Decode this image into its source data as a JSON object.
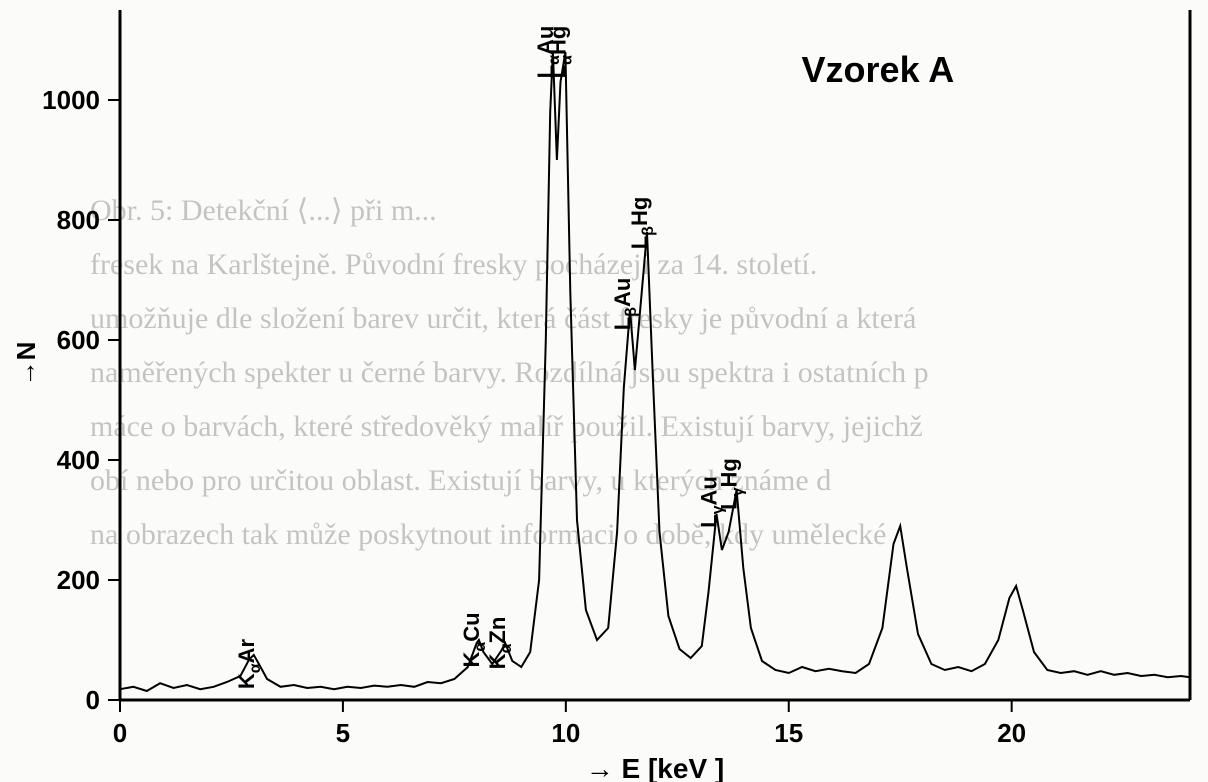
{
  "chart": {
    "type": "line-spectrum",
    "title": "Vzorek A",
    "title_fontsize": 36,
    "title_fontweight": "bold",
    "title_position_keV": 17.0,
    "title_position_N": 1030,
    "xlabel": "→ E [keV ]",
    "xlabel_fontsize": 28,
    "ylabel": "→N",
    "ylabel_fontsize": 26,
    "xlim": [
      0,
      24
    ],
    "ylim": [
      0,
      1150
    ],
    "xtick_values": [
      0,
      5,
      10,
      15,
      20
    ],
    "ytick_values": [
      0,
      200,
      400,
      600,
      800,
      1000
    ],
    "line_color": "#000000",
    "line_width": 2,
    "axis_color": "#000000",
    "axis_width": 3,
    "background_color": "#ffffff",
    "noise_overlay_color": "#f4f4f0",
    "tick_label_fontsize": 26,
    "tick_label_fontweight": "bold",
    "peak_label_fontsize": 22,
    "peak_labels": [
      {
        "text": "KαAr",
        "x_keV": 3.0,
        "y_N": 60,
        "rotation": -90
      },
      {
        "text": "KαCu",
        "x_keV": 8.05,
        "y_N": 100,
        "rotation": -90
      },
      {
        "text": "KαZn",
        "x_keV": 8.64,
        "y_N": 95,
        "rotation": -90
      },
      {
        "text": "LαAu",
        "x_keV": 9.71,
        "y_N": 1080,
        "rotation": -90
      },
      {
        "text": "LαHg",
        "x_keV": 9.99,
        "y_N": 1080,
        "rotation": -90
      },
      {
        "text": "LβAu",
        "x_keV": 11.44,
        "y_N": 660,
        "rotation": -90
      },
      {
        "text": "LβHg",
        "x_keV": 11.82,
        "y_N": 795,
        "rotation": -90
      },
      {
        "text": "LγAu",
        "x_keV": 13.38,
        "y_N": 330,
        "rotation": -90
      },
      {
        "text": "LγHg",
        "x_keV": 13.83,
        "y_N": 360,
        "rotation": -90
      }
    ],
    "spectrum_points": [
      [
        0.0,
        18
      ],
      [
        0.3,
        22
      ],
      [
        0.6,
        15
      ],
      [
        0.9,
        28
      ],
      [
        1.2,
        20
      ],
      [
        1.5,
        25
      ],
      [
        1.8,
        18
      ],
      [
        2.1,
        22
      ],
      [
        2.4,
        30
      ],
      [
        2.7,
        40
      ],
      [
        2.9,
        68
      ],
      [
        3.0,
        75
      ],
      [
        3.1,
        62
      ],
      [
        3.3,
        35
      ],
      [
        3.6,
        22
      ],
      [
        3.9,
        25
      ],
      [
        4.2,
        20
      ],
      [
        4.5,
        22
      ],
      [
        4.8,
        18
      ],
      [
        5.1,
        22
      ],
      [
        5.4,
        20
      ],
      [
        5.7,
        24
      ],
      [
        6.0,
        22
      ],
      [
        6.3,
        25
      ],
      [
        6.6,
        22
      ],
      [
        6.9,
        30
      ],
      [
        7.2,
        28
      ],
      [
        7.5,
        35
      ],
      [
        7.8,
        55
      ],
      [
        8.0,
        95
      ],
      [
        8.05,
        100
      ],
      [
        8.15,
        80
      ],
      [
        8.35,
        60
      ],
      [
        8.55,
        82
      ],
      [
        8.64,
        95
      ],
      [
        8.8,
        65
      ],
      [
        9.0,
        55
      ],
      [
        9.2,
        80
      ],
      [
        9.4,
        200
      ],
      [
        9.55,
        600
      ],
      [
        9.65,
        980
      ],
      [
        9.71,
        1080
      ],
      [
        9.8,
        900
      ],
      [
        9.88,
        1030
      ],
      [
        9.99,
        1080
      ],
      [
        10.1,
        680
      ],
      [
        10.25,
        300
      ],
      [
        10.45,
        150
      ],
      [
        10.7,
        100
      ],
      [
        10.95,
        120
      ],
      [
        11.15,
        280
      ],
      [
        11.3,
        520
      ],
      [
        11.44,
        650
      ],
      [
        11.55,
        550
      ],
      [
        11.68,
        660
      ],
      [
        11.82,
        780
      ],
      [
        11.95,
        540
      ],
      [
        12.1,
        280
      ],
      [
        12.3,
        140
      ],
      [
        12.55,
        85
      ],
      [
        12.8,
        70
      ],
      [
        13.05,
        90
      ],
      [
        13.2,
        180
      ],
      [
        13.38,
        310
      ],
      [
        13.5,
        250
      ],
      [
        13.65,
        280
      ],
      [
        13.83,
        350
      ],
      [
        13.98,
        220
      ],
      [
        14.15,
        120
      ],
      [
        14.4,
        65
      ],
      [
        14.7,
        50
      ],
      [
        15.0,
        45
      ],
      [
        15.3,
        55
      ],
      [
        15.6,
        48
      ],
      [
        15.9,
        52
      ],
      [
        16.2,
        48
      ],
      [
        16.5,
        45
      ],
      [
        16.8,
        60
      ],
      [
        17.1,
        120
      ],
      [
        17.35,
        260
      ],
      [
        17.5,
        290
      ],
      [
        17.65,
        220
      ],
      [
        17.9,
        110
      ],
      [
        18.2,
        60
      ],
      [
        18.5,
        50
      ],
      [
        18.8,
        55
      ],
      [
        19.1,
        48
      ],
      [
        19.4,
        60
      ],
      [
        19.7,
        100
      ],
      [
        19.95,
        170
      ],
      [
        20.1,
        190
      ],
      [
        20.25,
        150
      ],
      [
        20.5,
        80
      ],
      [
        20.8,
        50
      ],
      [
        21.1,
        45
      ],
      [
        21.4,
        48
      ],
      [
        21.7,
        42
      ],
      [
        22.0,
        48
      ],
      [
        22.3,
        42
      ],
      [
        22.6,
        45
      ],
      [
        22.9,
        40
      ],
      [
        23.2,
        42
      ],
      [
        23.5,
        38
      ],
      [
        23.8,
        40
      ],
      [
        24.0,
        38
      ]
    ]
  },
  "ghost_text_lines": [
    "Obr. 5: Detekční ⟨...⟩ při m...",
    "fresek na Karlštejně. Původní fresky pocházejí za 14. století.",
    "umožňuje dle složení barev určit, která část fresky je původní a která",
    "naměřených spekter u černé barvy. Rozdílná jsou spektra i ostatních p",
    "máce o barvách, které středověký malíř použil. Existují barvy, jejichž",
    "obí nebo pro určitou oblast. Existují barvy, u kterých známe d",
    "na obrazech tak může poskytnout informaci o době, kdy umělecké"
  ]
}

...

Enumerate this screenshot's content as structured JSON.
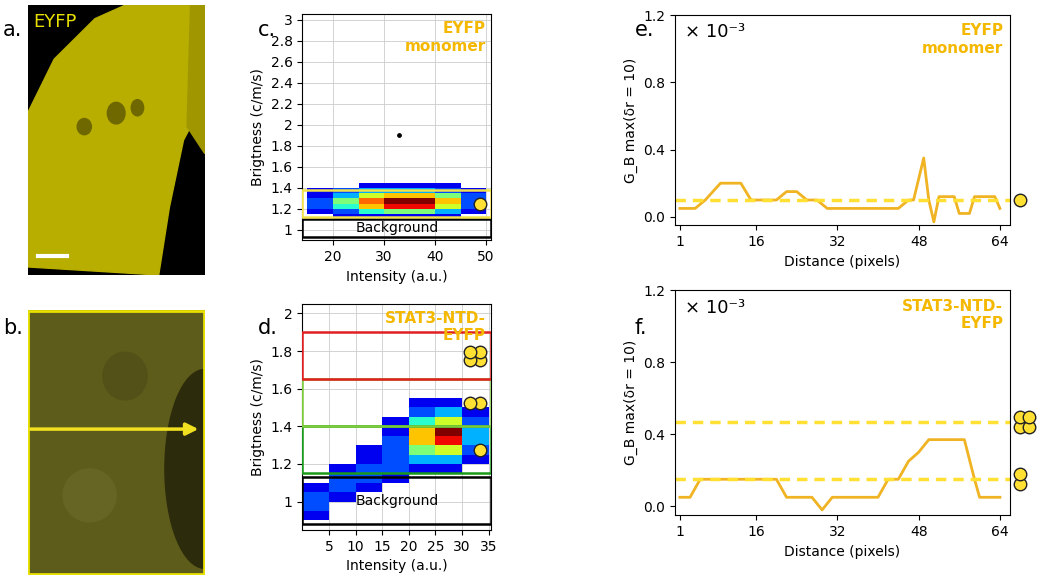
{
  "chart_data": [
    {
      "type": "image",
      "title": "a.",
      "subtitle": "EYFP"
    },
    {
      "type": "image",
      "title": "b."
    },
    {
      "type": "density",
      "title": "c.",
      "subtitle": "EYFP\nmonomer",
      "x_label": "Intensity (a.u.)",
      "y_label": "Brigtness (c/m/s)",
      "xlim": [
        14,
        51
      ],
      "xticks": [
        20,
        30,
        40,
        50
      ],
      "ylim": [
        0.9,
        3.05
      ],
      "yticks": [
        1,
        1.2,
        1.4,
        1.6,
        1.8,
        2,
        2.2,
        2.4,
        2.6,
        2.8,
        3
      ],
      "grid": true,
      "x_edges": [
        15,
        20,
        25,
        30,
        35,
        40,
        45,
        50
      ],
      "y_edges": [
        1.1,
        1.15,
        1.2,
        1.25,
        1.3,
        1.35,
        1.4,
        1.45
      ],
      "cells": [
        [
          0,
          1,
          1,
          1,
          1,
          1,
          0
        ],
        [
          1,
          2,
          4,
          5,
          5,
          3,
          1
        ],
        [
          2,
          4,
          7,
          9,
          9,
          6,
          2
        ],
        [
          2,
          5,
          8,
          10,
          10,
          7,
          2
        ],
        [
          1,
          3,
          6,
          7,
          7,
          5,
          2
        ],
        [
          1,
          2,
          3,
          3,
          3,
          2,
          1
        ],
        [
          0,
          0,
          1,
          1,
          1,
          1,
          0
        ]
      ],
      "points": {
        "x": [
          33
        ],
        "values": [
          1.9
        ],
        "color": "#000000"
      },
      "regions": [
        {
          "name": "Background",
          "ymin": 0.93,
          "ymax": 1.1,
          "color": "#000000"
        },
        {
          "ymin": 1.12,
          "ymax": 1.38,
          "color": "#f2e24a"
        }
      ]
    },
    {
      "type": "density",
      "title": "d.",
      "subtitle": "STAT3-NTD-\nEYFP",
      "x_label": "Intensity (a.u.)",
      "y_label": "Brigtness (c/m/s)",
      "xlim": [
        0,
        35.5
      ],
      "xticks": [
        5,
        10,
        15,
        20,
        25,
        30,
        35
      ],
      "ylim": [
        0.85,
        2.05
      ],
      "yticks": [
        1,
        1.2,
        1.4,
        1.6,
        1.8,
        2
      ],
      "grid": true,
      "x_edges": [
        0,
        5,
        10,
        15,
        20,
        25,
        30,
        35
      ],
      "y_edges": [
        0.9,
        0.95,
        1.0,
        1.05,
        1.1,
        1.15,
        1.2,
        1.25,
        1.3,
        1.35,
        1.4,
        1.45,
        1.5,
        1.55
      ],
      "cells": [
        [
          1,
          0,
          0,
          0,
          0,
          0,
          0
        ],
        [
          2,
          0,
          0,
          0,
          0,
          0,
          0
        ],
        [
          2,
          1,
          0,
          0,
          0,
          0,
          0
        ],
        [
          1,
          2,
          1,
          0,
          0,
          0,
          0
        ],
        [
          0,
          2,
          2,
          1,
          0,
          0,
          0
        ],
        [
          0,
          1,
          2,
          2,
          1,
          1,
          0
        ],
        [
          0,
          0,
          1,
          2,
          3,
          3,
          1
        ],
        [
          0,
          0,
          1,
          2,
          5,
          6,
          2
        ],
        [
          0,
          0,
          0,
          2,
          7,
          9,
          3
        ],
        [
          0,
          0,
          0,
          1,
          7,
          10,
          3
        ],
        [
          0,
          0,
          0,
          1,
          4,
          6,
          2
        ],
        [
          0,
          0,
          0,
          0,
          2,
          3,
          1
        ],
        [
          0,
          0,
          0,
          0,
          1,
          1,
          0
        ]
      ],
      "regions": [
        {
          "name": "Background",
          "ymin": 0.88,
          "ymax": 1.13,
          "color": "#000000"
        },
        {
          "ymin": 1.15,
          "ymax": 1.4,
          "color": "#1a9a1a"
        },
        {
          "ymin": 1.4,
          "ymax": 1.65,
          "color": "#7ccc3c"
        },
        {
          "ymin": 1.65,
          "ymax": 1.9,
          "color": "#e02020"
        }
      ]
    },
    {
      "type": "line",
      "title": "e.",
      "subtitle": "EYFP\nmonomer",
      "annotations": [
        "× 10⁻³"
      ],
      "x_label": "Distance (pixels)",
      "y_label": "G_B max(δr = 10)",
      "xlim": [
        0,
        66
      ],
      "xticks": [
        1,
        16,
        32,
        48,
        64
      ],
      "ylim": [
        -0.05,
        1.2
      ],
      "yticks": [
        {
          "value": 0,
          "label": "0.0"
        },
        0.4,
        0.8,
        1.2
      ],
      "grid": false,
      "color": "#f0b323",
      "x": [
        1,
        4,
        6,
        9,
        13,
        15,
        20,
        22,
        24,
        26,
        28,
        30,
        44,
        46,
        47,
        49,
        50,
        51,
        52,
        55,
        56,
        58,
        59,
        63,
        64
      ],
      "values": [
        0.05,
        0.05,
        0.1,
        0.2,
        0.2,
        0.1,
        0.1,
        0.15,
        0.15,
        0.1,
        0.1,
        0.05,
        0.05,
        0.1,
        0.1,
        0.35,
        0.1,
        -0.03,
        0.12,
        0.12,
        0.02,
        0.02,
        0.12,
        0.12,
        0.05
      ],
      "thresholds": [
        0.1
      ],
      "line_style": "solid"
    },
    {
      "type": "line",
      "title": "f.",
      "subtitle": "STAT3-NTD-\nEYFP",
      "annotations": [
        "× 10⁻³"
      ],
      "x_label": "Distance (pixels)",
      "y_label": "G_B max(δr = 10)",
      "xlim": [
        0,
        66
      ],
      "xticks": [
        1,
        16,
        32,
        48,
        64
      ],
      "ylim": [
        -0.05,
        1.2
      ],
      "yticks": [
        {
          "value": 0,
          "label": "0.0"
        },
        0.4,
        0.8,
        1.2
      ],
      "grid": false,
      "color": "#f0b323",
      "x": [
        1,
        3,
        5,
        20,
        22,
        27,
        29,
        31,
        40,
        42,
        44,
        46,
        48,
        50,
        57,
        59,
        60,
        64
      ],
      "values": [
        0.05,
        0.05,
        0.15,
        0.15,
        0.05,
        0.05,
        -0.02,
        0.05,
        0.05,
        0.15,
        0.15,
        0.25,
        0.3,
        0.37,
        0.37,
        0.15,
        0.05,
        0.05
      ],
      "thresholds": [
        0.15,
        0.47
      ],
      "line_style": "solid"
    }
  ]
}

Brief: Which lines in the records above contain the string "ymax"? Copy each one.

Answer to this task:
          "ymax": 1.1,
          "ymax": 1.38,
          "ymax": 1.13,
          "ymax": 1.4,
          "ymax": 1.65,
          "ymax": 1.9,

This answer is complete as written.